▸ **What you have to do**
Rename "sherpa-point" to "sherpa-marker" in the records below. Cover only the lines from the start of the records through the line with "x-tick-label: −1 — [229, 964, 251, 985]", and leave everything else unchanged.

---------- Given data

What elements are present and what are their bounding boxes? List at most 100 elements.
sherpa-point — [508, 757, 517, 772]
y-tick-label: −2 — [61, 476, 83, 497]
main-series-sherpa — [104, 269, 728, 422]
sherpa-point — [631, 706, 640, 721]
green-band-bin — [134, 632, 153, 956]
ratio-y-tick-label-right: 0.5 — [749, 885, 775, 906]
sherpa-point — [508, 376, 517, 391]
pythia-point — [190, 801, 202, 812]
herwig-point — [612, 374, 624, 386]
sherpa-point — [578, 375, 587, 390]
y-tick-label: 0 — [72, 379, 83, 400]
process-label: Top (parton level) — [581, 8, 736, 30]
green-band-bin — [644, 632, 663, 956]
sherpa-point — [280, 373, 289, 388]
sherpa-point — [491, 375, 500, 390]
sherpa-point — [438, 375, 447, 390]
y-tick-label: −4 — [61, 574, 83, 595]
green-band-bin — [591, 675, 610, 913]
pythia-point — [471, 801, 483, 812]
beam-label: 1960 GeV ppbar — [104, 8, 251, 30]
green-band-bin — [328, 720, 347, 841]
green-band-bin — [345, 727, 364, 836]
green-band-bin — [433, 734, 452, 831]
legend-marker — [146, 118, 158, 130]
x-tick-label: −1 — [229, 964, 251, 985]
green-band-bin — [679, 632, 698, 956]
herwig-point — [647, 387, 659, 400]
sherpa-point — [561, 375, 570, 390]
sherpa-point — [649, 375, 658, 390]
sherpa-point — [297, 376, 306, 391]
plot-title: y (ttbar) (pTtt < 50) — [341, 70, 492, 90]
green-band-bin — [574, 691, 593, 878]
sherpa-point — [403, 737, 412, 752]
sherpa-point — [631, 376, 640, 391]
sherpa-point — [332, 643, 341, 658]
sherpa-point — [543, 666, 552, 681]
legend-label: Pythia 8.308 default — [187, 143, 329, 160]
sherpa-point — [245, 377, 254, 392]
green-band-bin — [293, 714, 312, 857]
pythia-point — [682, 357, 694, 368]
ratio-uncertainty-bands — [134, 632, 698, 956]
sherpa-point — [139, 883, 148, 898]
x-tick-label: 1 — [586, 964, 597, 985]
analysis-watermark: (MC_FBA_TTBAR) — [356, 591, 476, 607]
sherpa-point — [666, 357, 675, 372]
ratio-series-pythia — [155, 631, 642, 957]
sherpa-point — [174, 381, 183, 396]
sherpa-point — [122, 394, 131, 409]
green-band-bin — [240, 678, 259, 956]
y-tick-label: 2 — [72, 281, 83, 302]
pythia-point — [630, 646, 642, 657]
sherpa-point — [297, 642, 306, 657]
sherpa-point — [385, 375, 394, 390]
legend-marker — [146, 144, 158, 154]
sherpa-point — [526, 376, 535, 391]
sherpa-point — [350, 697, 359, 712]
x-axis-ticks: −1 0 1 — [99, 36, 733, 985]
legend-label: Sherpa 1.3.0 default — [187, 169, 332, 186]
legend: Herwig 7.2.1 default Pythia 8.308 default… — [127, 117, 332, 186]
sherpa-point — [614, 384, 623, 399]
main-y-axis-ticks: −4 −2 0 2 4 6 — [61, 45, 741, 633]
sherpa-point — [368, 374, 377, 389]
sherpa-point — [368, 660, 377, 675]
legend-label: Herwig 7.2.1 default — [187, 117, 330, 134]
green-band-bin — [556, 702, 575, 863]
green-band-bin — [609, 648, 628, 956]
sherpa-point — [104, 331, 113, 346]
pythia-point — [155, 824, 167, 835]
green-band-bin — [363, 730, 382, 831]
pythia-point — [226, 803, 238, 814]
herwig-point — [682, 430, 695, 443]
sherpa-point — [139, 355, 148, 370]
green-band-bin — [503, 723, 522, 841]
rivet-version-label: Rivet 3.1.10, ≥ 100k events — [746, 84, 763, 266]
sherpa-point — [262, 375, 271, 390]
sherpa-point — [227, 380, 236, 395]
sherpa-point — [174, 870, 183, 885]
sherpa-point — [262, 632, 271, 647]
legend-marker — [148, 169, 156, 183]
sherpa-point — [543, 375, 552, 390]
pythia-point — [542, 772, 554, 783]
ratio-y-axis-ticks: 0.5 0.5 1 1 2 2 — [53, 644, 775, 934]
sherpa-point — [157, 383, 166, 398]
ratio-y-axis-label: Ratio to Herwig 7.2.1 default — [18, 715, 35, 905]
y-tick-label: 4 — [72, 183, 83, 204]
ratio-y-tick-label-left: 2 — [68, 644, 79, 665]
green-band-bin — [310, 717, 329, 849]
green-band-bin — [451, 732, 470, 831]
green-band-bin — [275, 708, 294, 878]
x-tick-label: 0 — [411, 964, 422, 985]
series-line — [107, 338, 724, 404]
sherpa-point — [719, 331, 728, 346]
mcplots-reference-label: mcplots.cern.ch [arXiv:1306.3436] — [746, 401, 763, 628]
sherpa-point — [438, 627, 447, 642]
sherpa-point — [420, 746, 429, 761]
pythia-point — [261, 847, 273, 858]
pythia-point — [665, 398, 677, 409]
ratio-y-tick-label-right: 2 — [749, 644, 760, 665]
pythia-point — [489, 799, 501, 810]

--------------------

▸ **Exercise output**
What elements are present and what are their bounding boxes? List at most 100 elements.
sherpa-marker — [508, 757, 517, 772]
y-tick-label: −2 — [61, 476, 83, 497]
main-series-sherpa — [104, 269, 728, 422]
sherpa-marker — [631, 706, 640, 721]
green-band-bin — [134, 632, 153, 956]
ratio-y-tick-label-right: 0.5 — [749, 885, 775, 906]
sherpa-marker — [508, 376, 517, 391]
pythia-point — [190, 801, 202, 812]
herwig-point — [612, 374, 624, 386]
sherpa-marker — [578, 375, 587, 390]
y-tick-label: 0 — [72, 379, 83, 400]
process-label: Top (parton level) — [581, 8, 736, 30]
green-band-bin — [644, 632, 663, 956]
sherpa-marker — [280, 373, 289, 388]
sherpa-marker — [491, 375, 500, 390]
sherpa-marker — [438, 375, 447, 390]
y-tick-label: −4 — [61, 574, 83, 595]
green-band-bin — [591, 675, 610, 913]
pythia-point — [471, 801, 483, 812]
beam-label: 1960 GeV ppbar — [104, 8, 251, 30]
green-band-bin — [328, 720, 347, 841]
green-band-bin — [345, 727, 364, 836]
green-band-bin — [433, 734, 452, 831]
legend-marker — [146, 118, 158, 130]
x-tick-label: −1 — [229, 964, 251, 985]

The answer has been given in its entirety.